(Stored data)
--------------------------------------------------
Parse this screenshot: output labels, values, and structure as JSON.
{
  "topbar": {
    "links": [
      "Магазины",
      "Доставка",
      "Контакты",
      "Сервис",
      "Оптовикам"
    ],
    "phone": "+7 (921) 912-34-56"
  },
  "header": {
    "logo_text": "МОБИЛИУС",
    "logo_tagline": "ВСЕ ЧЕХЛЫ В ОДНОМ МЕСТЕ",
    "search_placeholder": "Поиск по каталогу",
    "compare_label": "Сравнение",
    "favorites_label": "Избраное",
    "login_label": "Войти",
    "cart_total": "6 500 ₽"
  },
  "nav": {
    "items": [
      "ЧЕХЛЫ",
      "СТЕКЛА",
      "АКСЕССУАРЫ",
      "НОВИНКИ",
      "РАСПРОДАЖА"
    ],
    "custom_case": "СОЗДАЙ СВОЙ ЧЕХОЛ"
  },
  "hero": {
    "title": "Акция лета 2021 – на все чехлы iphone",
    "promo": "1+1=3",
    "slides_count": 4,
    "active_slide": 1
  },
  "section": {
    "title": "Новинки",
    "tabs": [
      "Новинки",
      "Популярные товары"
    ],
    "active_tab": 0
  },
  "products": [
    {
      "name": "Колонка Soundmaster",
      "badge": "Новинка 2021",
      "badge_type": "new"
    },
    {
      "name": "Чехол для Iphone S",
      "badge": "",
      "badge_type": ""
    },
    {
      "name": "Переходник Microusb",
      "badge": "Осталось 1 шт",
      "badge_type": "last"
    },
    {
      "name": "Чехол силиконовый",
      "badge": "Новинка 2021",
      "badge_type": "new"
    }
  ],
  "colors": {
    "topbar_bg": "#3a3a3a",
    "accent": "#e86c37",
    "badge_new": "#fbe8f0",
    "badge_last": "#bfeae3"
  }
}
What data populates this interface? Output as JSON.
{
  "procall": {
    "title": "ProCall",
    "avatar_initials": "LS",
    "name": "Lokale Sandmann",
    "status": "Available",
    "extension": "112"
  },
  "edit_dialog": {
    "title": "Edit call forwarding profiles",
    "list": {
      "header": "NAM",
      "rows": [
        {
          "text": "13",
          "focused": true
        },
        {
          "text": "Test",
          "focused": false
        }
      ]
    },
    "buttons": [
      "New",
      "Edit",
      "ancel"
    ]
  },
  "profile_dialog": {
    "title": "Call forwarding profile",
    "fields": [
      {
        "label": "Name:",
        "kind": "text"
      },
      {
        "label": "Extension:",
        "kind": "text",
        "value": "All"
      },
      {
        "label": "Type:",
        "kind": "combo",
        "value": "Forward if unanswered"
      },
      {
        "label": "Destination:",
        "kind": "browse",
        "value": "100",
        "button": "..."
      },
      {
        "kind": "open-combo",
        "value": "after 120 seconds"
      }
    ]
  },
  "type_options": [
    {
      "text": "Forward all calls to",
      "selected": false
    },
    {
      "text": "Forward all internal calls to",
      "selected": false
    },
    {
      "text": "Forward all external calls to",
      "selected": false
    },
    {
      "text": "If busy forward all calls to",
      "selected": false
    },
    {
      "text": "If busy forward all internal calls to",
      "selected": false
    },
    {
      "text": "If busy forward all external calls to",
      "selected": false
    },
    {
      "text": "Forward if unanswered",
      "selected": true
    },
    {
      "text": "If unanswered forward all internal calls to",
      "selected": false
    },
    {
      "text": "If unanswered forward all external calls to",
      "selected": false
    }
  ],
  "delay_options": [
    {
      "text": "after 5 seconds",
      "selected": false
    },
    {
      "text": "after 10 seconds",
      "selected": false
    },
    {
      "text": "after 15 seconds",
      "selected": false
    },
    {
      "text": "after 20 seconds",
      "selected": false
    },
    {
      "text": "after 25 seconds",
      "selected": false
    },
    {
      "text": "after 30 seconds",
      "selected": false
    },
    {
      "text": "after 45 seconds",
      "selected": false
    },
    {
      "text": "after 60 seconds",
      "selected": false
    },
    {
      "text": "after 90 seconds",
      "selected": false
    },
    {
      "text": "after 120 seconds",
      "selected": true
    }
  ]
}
--------------------------------------------------
== EXERCISE DIRECTIONS ==
Select all lines in the listing that include the word "busy".

== TASK SOLUTION ==
      "text": "If busy forward all calls to",
      "text": "If busy forward all internal calls to",
      "text": "If busy forward all external calls to",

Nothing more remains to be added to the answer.